筑波大学デジタルデモクラシーと
政治的不平等(DDPI)プロジェクト

第1回 ICR・プレ戦略イニシアティブ共同セミナー「格差・不平等の政策的解決を目指して」

令和3年度より採択された筑波大学プレ戦略イニシアティブ「格差・不平等の政策的解決に向けた実証社会科学研究拠点」では、格差・不平等の政策的解決に向け、デジタル技術、ジェンダー、教育格差、世代格差など様々な事象をテーマとして継続的にセミナーを開催していく。

 


開催要旨

1回目は2021111日に行われ、代表者である山本英弘准教授による趣旨説明に加え、大倉沙江助教からの女性議員にまつわる問題についての講演が行われた。

山本准教授による趣旨説明では、まずは筑波大学のプレ戦略イニシアティブシステムについての概略が紹介され、続いて、本プロジェクトにおける目的として、社会に多様に存在する格差や不平等の政策的解決を目指し、実態の把握・研究、そして、そうした格差や不平等を解決するため、どのような政策形成システムが有効かを考えていくための拠点形成が掲げられた。

また、具体的なアプローチとして、今回のようなセミナーの随時開催、オープンデータベースを含むウェブサイトの構築、行政やその他団体等との積極的な外部連携などの計画が説明された。

続く講演会では大倉助教が登壇し、「女性を代表する政治:女性議員が増えると何が変わるのか?」をテーマに研究報告が行われた。

資料 >>
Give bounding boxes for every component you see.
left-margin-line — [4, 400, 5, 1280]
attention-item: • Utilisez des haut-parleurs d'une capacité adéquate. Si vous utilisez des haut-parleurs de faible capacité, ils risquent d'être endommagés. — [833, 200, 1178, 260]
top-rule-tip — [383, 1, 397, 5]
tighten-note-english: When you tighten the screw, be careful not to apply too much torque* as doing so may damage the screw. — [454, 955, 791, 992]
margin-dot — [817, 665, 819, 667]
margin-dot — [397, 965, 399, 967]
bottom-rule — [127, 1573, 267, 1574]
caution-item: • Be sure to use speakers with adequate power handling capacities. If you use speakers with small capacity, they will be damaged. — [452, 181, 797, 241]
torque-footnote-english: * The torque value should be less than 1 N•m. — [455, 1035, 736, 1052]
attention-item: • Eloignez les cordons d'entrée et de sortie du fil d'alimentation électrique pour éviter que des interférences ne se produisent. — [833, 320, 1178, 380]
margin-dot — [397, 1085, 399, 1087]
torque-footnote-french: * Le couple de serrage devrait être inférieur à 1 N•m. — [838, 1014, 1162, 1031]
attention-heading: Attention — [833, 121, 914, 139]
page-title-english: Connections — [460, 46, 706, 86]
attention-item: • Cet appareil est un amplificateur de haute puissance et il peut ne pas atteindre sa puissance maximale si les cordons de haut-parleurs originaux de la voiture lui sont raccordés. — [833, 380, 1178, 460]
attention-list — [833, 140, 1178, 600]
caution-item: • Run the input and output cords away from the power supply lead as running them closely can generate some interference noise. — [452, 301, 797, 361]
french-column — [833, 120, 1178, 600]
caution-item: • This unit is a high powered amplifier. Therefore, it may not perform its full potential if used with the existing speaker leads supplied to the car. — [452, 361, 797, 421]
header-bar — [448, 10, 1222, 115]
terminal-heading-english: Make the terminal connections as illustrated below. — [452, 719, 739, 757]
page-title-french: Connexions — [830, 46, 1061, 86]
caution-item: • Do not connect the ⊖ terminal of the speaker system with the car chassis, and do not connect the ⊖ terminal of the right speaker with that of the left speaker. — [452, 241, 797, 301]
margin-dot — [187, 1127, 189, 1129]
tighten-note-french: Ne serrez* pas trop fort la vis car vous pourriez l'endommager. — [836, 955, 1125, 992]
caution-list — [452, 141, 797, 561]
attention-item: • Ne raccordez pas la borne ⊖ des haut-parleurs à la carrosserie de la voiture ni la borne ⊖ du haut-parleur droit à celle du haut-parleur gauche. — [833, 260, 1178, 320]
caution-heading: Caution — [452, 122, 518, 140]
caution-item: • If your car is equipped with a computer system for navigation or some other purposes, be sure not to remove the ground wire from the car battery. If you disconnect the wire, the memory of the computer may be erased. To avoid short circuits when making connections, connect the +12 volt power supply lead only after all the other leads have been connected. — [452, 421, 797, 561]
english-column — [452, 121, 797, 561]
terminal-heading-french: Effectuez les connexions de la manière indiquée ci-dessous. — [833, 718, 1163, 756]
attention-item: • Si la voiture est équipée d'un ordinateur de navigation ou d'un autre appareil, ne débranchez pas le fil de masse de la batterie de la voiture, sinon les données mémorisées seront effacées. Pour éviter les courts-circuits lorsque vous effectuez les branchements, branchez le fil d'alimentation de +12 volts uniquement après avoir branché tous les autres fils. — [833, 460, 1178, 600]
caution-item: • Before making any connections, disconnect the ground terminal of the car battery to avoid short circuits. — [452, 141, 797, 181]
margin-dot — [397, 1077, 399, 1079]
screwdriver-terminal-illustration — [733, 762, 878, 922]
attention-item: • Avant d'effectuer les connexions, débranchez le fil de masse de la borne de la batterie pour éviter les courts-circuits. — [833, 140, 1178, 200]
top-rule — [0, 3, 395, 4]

作業指示 >> 本文の「第1回 ICR・プレ戦略イニ」から「連携などの計画が説明された。」までを、一字も変えずに出力せよ。

解答例 >>
第1回 ICR・プレ戦略イニシアティブ共同セミナー「格差・不平等の政策的解決を目指して」

令和3年度より採択された筑波大学プレ戦略イニシアティブ「格差・不平等の政策的解決に向けた実証社会科学研究拠点」では、格差・不平等の政策的解決に向け、デジタル技術、ジェンダー、教育格差、世代格差など様々な事象をテーマとして継続的にセミナーを開催していく。

 


開催要旨

1回目は2021111日に行われ、代表者である山本英弘准教授による趣旨説明に加え、大倉沙江助教からの女性議員にまつわる問題についての講演が行われた。

山本准教授による趣旨説明では、まずは筑波大学のプレ戦略イニシアティブシステムについての概略が紹介され、続いて、本プロジェクトにおける目的として、社会に多様に存在する格差や不平等の政策的解決を目指し、実態の把握・研究、そして、そうした格差や不平等を解決するため、どのような政策形成システムが有効かを考えていくための拠点形成が掲げられた。

また、具体的なアプローチとして、今回のようなセミナーの随時開催、オープンデータベースを含むウェブサイトの構築、行政やその他団体等との積極的な外部連携などの計画が説明された。